— Start Input material —

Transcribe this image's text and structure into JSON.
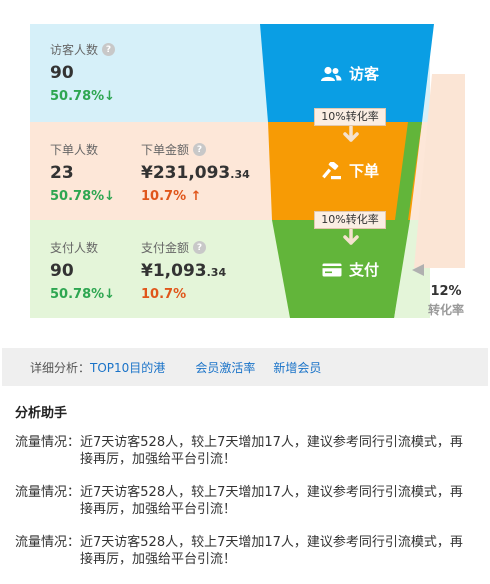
{
  "funnel": {
    "visitor": {
      "label": "访客人数",
      "value": "90",
      "rate": "50.78%↓",
      "stage": "访客",
      "stage_icon": "users-icon",
      "color": "#0a9ee4"
    },
    "order": {
      "count_label": "下单人数",
      "count_value": "23",
      "count_rate": "50.78%↓",
      "amount_label": "下单金额",
      "amount_main": "¥231,093",
      "amount_cents": ".34",
      "amount_rate": "10.7% ↑",
      "stage": "下单",
      "stage_icon": "gavel-icon",
      "color": "#f79b05"
    },
    "pay": {
      "count_label": "支付人数",
      "count_value": "90",
      "count_rate": "50.78%↓",
      "amount_label": "支付金额",
      "amount_main": "¥1,093",
      "amount_cents": ".34",
      "amount_rate": "10.7%",
      "stage": "支付",
      "stage_icon": "card-icon",
      "color": "#62b53a"
    },
    "conversion_1": "10%转化率",
    "conversion_2": "10%转化率",
    "total_conversion_value": "12%",
    "total_conversion_label": "转化率",
    "help_glyph": "?"
  },
  "detail": {
    "label": "详细分析：",
    "links": [
      "TOP10目的港",
      "会员激活率",
      "新增会员"
    ]
  },
  "assistant": {
    "title": "分析助手",
    "items": [
      {
        "label": "流量情况：",
        "text": "近7天访客528人，较上7天增加17人，建议参考同行引流模式，再接再厉，加强给平台引流！"
      },
      {
        "label": "流量情况：",
        "text": "近7天访客528人，较上7天增加17人，建议参考同行引流模式，再接再厉，加强给平台引流！"
      },
      {
        "label": "流量情况：",
        "text": "近7天访客528人，较上7天增加17人，建议参考同行引流模式，再接再厉，加强给平台引流！"
      }
    ]
  }
}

— End Input material —

Goal of the exercise: Return the records exactly. Don't carry the pictures over.

Correct response:
Transcribe this image's text and structure into JSON.
{
  "funnel": {
    "visitor": {
      "label": "访客人数",
      "value": "90",
      "rate": "50.78%↓",
      "stage": "访客",
      "stage_icon": "users-icon",
      "color": "#0a9ee4"
    },
    "order": {
      "count_label": "下单人数",
      "count_value": "23",
      "count_rate": "50.78%↓",
      "amount_label": "下单金额",
      "amount_main": "¥231,093",
      "amount_cents": ".34",
      "amount_rate": "10.7% ↑",
      "stage": "下单",
      "stage_icon": "gavel-icon",
      "color": "#f79b05"
    },
    "pay": {
      "count_label": "支付人数",
      "count_value": "90",
      "count_rate": "50.78%↓",
      "amount_label": "支付金额",
      "amount_main": "¥1,093",
      "amount_cents": ".34",
      "amount_rate": "10.7%",
      "stage": "支付",
      "stage_icon": "card-icon",
      "color": "#62b53a"
    },
    "conversion_1": "10%转化率",
    "conversion_2": "10%转化率",
    "total_conversion_value": "12%",
    "total_conversion_label": "转化率",
    "help_glyph": "?"
  },
  "detail": {
    "label": "详细分析：",
    "links": [
      "TOP10目的港",
      "会员激活率",
      "新增会员"
    ]
  },
  "assistant": {
    "title": "分析助手",
    "items": [
      {
        "label": "流量情况：",
        "text": "近7天访客528人，较上7天增加17人，建议参考同行引流模式，再接再厉，加强给平台引流！"
      },
      {
        "label": "流量情况：",
        "text": "近7天访客528人，较上7天增加17人，建议参考同行引流模式，再接再厉，加强给平台引流！"
      },
      {
        "label": "流量情况：",
        "text": "近7天访客528人，较上7天增加17人，建议参考同行引流模式，再接再厉，加强给平台引流！"
      }
    ]
  }
}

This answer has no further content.